(Records excerpted from a collection)
^^^^^^^^^^^^^^^^
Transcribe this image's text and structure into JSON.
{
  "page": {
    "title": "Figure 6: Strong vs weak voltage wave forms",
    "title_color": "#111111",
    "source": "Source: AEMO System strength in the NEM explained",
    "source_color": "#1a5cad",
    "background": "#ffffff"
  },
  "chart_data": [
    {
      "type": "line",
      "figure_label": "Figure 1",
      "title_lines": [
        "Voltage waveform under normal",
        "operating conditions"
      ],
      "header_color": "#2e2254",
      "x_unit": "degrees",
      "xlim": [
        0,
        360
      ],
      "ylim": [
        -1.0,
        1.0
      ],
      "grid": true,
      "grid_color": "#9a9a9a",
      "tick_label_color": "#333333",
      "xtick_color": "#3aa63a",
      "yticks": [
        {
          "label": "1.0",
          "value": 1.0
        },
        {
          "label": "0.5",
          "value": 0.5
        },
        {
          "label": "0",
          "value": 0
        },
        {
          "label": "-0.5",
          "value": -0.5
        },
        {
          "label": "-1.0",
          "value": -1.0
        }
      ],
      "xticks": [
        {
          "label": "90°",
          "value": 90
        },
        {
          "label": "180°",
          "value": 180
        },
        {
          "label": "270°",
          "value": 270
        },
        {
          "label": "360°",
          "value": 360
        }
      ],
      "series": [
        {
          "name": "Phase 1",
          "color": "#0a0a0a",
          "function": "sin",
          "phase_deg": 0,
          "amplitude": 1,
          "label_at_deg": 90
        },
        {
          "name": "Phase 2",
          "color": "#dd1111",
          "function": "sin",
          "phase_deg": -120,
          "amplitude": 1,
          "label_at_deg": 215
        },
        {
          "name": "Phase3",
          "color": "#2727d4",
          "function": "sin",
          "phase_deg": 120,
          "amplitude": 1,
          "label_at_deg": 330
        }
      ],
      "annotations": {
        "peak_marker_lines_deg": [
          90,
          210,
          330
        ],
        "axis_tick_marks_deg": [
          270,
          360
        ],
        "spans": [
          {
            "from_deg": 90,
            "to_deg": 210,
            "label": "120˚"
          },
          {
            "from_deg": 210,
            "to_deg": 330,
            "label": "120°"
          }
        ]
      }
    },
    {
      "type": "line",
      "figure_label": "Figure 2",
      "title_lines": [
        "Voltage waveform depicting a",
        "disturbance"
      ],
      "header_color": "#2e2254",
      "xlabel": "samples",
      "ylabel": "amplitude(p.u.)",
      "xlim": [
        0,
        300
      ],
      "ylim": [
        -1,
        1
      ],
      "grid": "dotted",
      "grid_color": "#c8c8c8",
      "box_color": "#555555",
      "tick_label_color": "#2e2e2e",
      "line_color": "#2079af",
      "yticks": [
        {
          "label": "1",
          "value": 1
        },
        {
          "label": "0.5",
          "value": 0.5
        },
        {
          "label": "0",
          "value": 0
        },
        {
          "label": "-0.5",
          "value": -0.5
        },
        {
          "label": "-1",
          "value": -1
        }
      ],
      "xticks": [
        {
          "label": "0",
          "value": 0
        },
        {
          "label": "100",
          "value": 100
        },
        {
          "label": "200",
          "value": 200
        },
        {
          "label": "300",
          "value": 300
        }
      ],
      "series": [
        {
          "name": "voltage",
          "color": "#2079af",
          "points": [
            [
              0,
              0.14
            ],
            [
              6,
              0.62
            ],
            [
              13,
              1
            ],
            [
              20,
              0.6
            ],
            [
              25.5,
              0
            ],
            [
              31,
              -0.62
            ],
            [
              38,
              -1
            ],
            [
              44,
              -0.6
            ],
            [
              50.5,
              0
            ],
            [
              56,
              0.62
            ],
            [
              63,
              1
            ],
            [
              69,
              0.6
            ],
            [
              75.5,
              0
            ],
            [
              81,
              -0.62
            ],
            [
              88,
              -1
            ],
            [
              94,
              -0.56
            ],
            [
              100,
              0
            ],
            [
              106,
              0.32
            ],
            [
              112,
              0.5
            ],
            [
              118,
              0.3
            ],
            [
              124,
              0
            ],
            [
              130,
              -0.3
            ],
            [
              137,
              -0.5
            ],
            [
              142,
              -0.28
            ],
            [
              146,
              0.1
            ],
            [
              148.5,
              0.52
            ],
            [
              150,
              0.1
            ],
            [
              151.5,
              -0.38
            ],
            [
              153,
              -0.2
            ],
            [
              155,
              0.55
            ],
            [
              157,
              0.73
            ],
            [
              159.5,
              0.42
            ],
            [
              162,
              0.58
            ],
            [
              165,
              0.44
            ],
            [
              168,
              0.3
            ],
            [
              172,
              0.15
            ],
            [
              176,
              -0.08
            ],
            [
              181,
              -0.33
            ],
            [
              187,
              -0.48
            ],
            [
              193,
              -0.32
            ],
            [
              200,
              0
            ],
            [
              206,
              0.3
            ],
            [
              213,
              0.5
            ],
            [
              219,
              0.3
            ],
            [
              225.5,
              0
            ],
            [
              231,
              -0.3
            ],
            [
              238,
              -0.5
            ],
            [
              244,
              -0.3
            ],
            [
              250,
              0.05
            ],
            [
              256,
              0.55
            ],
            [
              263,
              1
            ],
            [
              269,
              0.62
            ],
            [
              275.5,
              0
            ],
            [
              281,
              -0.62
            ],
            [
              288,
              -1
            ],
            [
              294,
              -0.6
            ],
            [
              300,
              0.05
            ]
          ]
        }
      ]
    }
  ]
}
^^^^^^^^^^^^^^^^
▶ WHAT NEEDS TO BE DONE: Please reproduce the entire listing, exactly as shown.

▶ IN RESPONSE:
Transcribe this image's text and structure into JSON.
{
  "page": {
    "title": "Figure 6: Strong vs weak voltage wave forms",
    "title_color": "#111111",
    "source": "Source: AEMO System strength in the NEM explained",
    "source_color": "#1a5cad",
    "background": "#ffffff"
  },
  "chart_data": [
    {
      "type": "line",
      "figure_label": "Figure 1",
      "title_lines": [
        "Voltage waveform under normal",
        "operating conditions"
      ],
      "header_color": "#2e2254",
      "x_unit": "degrees",
      "xlim": [
        0,
        360
      ],
      "ylim": [
        -1.0,
        1.0
      ],
      "grid": true,
      "grid_color": "#9a9a9a",
      "tick_label_color": "#333333",
      "xtick_color": "#3aa63a",
      "yticks": [
        {
          "label": "1.0",
          "value": 1.0
        },
        {
          "label": "0.5",
          "value": 0.5
        },
        {
          "label": "0",
          "value": 0
        },
        {
          "label": "-0.5",
          "value": -0.5
        },
        {
          "label": "-1.0",
          "value": -1.0
        }
      ],
      "xticks": [
        {
          "label": "90°",
          "value": 90
        },
        {
          "label": "180°",
          "value": 180
        },
        {
          "label": "270°",
          "value": 270
        },
        {
          "label": "360°",
          "value": 360
        }
      ],
      "series": [
        {
          "name": "Phase 1",
          "color": "#0a0a0a",
          "function": "sin",
          "phase_deg": 0,
          "amplitude": 1,
          "label_at_deg": 90
        },
        {
          "name": "Phase 2",
          "color": "#dd1111",
          "function": "sin",
          "phase_deg": -120,
          "amplitude": 1,
          "label_at_deg": 215
        },
        {
          "name": "Phase3",
          "color": "#2727d4",
          "function": "sin",
          "phase_deg": 120,
          "amplitude": 1,
          "label_at_deg": 330
        }
      ],
      "annotations": {
        "peak_marker_lines_deg": [
          90,
          210,
          330
        ],
        "axis_tick_marks_deg": [
          270,
          360
        ],
        "spans": [
          {
            "from_deg": 90,
            "to_deg": 210,
            "label": "120˚"
          },
          {
            "from_deg": 210,
            "to_deg": 330,
            "label": "120°"
          }
        ]
      }
    },
    {
      "type": "line",
      "figure_label": "Figure 2",
      "title_lines": [
        "Voltage waveform depicting a",
        "disturbance"
      ],
      "header_color": "#2e2254",
      "xlabel": "samples",
      "ylabel": "amplitude(p.u.)",
      "xlim": [
        0,
        300
      ],
      "ylim": [
        -1,
        1
      ],
      "grid": "dotted",
      "grid_color": "#c8c8c8",
      "box_color": "#555555",
      "tick_label_color": "#2e2e2e",
      "line_color": "#2079af",
      "yticks": [
        {
          "label": "1",
          "value": 1
        },
        {
          "label": "0.5",
          "value": 0.5
        },
        {
          "label": "0",
          "value": 0
        },
        {
          "label": "-0.5",
          "value": -0.5
        },
        {
          "label": "-1",
          "value": -1
        }
      ],
      "xticks": [
        {
          "label": "0",
          "value": 0
        },
        {
          "label": "100",
          "value": 100
        },
        {
          "label": "200",
          "value": 200
        },
        {
          "label": "300",
          "value": 300
        }
      ],
      "series": [
        {
          "name": "voltage",
          "color": "#2079af",
          "points": [
            [
              0,
              0.14
            ],
            [
              6,
              0.62
            ],
            [
              13,
              1
            ],
            [
              20,
              0.6
            ],
            [
              25.5,
              0
            ],
            [
              31,
              -0.62
            ],
            [
              38,
              -1
            ],
            [
              44,
              -0.6
            ],
            [
              50.5,
              0
            ],
            [
              56,
              0.62
            ],
            [
              63,
              1
            ],
            [
              69,
              0.6
            ],
            [
              75.5,
              0
            ],
            [
              81,
              -0.62
            ],
            [
              88,
              -1
            ],
            [
              94,
              -0.56
            ],
            [
              100,
              0
            ],
            [
              106,
              0.32
            ],
            [
              112,
              0.5
            ],
            [
              118,
              0.3
            ],
            [
              124,
              0
            ],
            [
              130,
              -0.3
            ],
            [
              137,
              -0.5
            ],
            [
              142,
              -0.28
            ],
            [
              146,
              0.1
            ],
            [
              148.5,
              0.52
            ],
            [
              150,
              0.1
            ],
            [
              151.5,
              -0.38
            ],
            [
              153,
              -0.2
            ],
            [
              155,
              0.55
            ],
            [
              157,
              0.73
            ],
            [
              159.5,
              0.42
            ],
            [
              162,
              0.58
            ],
            [
              165,
              0.44
            ],
            [
              168,
              0.3
            ],
            [
              172,
              0.15
            ],
            [
              176,
              -0.08
            ],
            [
              181,
              -0.33
            ],
            [
              187,
              -0.48
            ],
            [
              193,
              -0.32
            ],
            [
              200,
              0
            ],
            [
              206,
              0.3
            ],
            [
              213,
              0.5
            ],
            [
              219,
              0.3
            ],
            [
              225.5,
              0
            ],
            [
              231,
              -0.3
            ],
            [
              238,
              -0.5
            ],
            [
              244,
              -0.3
            ],
            [
              250,
              0.05
            ],
            [
              256,
              0.55
            ],
            [
              263,
              1
            ],
            [
              269,
              0.62
            ],
            [
              275.5,
              0
            ],
            [
              281,
              -0.62
            ],
            [
              288,
              -1
            ],
            [
              294,
              -0.6
            ],
            [
              300,
              0.05
            ]
          ]
        }
      ]
    }
  ]
}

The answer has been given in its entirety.